Directions for this task | Where in the entries below does "screenshot" appear? Copy every line that has it.

Task material |
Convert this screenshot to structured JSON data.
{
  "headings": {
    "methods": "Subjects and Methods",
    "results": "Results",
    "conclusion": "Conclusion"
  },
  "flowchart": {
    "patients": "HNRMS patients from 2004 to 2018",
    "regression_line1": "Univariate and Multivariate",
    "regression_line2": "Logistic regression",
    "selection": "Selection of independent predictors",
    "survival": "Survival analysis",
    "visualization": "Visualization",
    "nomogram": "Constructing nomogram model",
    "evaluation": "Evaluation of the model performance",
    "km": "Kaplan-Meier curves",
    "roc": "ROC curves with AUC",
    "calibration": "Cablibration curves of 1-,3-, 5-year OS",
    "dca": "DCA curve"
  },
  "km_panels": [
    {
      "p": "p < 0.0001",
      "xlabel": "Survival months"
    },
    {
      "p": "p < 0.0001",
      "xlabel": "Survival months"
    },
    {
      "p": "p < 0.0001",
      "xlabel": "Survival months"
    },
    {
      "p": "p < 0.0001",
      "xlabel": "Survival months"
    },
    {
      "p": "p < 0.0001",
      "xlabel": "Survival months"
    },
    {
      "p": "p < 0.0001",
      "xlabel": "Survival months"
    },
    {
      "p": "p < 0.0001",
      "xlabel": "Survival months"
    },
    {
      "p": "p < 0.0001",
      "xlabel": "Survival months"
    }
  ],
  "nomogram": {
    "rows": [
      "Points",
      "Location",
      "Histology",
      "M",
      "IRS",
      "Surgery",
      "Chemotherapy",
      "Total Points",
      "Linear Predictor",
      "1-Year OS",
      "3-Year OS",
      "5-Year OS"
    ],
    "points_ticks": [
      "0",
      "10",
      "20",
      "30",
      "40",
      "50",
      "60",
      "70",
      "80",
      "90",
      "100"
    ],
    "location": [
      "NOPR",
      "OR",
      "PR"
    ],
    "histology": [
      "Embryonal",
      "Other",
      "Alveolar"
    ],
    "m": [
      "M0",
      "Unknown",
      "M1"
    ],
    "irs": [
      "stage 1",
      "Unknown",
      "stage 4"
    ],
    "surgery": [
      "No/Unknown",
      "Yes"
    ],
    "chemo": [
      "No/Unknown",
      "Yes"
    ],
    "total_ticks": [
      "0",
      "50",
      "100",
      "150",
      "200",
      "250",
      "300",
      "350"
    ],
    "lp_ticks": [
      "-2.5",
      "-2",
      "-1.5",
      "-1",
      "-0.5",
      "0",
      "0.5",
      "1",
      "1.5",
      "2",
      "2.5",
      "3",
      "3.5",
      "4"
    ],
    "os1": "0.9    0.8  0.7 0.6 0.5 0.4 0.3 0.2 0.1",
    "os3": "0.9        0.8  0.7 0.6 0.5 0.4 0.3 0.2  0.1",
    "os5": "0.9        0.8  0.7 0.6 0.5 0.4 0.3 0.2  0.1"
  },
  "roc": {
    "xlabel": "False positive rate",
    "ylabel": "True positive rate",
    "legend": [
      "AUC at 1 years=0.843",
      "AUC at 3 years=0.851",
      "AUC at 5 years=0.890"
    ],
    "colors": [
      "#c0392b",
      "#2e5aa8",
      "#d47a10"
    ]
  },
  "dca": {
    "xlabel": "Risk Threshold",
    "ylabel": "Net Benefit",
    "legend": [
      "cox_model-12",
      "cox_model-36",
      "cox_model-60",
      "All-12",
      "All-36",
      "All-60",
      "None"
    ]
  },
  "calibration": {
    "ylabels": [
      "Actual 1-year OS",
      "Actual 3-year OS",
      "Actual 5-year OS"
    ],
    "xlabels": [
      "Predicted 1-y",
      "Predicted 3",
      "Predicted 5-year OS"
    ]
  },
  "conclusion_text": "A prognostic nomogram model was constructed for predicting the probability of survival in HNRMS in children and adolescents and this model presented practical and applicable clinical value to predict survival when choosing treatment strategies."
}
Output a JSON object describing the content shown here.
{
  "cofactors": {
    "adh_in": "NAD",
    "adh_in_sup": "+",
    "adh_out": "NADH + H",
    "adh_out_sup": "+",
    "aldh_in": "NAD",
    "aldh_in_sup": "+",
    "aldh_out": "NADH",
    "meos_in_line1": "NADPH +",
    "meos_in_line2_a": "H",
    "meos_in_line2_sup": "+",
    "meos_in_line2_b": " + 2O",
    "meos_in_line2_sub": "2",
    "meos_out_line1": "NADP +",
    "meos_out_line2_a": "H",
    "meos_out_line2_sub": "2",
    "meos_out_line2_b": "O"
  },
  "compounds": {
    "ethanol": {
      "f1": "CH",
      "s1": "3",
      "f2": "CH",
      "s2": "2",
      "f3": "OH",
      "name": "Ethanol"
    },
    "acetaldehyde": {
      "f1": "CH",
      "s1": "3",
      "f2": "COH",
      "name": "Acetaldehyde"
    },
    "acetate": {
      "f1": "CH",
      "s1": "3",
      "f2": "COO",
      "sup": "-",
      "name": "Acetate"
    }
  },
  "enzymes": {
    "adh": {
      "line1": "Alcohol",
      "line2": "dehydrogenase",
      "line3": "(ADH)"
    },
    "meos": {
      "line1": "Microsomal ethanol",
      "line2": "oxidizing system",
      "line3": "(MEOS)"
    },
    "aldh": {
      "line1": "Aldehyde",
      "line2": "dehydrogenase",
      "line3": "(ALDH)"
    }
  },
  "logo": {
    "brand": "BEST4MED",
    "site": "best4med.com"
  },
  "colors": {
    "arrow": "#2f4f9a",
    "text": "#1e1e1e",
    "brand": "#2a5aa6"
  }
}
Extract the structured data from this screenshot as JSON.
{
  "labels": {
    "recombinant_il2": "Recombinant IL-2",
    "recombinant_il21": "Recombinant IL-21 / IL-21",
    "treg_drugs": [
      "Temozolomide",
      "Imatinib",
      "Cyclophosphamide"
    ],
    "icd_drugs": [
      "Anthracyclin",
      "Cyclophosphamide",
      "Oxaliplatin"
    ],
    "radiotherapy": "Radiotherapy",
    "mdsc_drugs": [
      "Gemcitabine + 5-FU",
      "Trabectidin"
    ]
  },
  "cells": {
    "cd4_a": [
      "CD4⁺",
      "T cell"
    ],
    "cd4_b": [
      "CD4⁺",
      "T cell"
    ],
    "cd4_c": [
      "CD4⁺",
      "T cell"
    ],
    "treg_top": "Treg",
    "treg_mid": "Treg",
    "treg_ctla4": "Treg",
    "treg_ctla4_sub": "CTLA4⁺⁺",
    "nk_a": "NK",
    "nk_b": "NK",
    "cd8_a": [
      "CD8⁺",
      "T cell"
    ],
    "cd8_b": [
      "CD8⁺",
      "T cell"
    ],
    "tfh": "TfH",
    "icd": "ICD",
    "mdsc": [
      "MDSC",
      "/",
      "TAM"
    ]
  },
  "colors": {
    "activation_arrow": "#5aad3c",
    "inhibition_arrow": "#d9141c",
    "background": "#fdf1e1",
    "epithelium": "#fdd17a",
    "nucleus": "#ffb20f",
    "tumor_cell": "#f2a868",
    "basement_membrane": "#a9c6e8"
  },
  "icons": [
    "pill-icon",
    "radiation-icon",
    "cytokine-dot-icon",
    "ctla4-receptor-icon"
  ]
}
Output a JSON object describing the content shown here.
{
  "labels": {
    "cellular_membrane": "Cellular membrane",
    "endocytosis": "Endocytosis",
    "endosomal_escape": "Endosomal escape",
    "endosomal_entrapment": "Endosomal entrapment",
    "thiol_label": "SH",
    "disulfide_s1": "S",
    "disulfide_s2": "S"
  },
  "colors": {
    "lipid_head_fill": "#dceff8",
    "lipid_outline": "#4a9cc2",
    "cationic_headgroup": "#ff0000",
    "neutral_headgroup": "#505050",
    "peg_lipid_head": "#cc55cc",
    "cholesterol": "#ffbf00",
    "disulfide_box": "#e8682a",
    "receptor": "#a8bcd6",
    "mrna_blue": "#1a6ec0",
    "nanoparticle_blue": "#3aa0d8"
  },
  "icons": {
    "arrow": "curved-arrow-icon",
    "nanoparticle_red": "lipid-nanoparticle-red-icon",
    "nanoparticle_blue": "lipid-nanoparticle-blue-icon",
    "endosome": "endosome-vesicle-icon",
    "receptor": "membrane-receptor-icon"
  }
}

Answer to the problem |
Convert this screenshot to structured JSON data.
Extract the structured data from this screenshot as JSON.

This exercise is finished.